## Recorded data

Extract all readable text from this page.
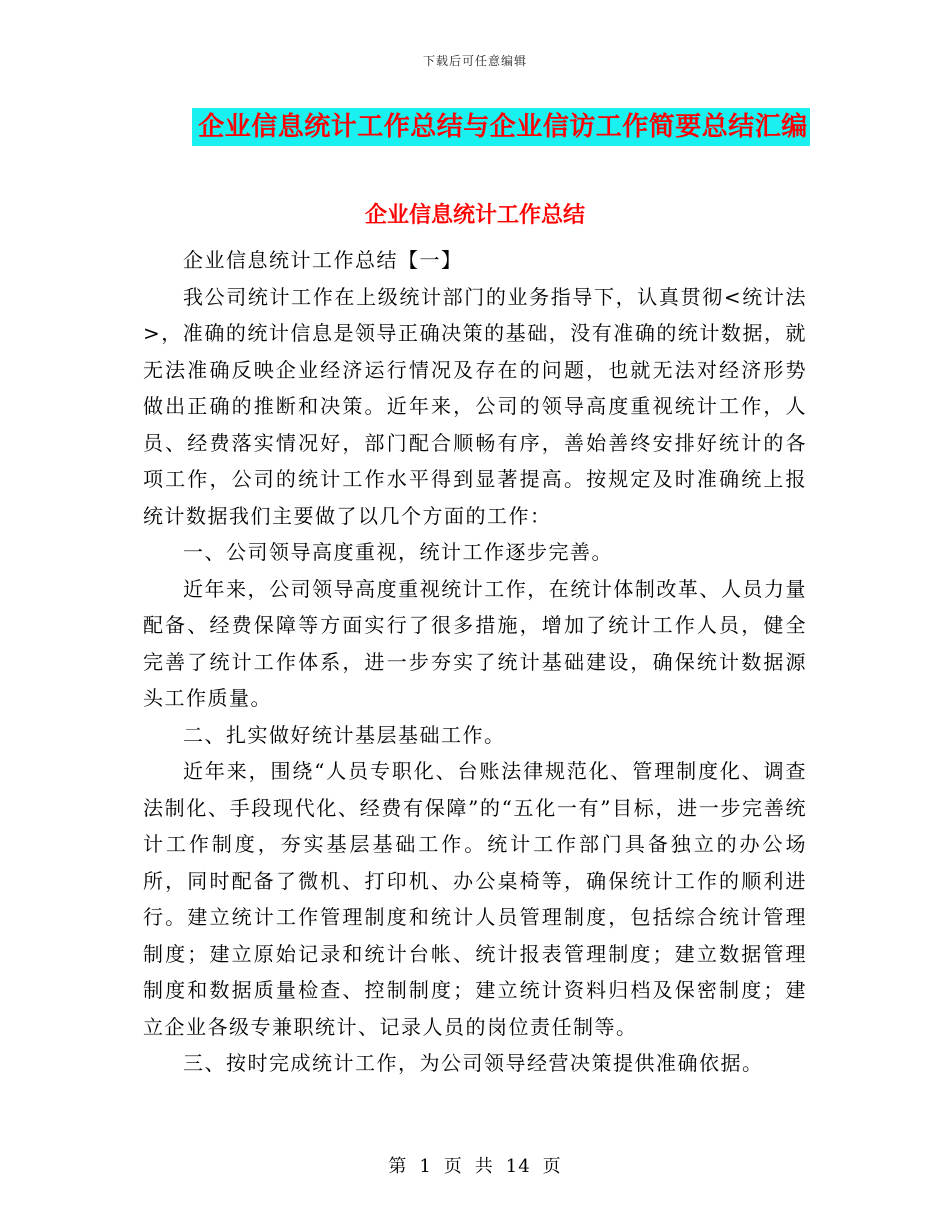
下载后可任意编辑
企业信息统计工作总结与企业信访工作简要总结汇编
企业信息统计工作总结

企业信息统计工作总结【一】

我公司统计工作在上级统计部门的业务指导下，认真贯彻<统计法>，准确的统计信息是领导正确决策的基础，没有准确的统计数据，就无法准确反映企业经济运行情况及存在的问题，也就无法对经济形势做出正确的推断和决策。近年来，公司的领导高度重视统计工作，人员、经费落实情况好，部门配合顺畅有序，善始善终安排好统计的各项工作，公司的统计工作水平得到显著提高。按规定及时准确统上报统计数据我们主要做了以几个方面的工作：

一、公司领导高度重视，统计工作逐步完善。

近年来，公司领导高度重视统计工作，在统计体制改革、人员力量配备、经费保障等方面实行了很多措施，增加了统计工作人员，健全完善了统计工作体系，进一步夯实了统计基础建设，确保统计数据源头工作质量。

二、扎实做好统计基层基础工作。

近年来，围绕“人员专职化、台账法律规范化、管理制度化、调查法制化、手段现代化、经费有保障”的“五化一有”目标，进一步完善统计工作制度，夯实基层基础工作。统计工作部门具备独立的办公场所，同时配备了微机、打印机、办公桌椅等，确保统计工作的顺利进行。建立统计工作管理制度和统计人员管理制度，包括综合统计管理制度；建立原始记录和统计台帐、统计报表管理制度；建立数据管理制度和数据质量检查、控制制度；建立统计资料归档及保密制度；建立企业各级专兼职统计、记录人员的岗位责任制等。

三、按时完成统计工作，为公司领导经营决策提供准确依据。

第 1 页 共 14 页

## Description of the task
Reproduce the material above in full and without alteration, but skip all pictures.

## Response
Extract all readable text from this page.
下载后可任意编辑
企业信息统计工作总结与企业信访工作简要总结汇编
企业信息统计工作总结

企业信息统计工作总结【一】

我公司统计工作在上级统计部门的业务指导下，认真贯彻<统计法>，准确的统计信息是领导正确决策的基础，没有准确的统计数据，就无法准确反映企业经济运行情况及存在的问题，也就无法对经济形势做出正确的推断和决策。近年来，公司的领导高度重视统计工作，人员、经费落实情况好，部门配合顺畅有序，善始善终安排好统计的各项工作，公司的统计工作水平得到显著提高。按规定及时准确统上报统计数据我们主要做了以几个方面的工作：

一、公司领导高度重视，统计工作逐步完善。

近年来，公司领导高度重视统计工作，在统计体制改革、人员力量配备、经费保障等方面实行了很多措施，增加了统计工作人员，健全完善了统计工作体系，进一步夯实了统计基础建设，确保统计数据源头工作质量。

二、扎实做好统计基层基础工作。

近年来，围绕“人员专职化、台账法律规范化、管理制度化、调查法制化、手段现代化、经费有保障”的“五化一有”目标，进一步完善统计工作制度，夯实基层基础工作。统计工作部门具备独立的办公场所，同时配备了微机、打印机、办公桌椅等，确保统计工作的顺利进行。建立统计工作管理制度和统计人员管理制度，包括综合统计管理制度；建立原始记录和统计台帐、统计报表管理制度；建立数据管理制度和数据质量检查、控制制度；建立统计资料归档及保密制度；建立企业各级专兼职统计、记录人员的岗位责任制等。

三、按时完成统计工作，为公司领导经营决策提供准确依据。

第 1 页 共 14 页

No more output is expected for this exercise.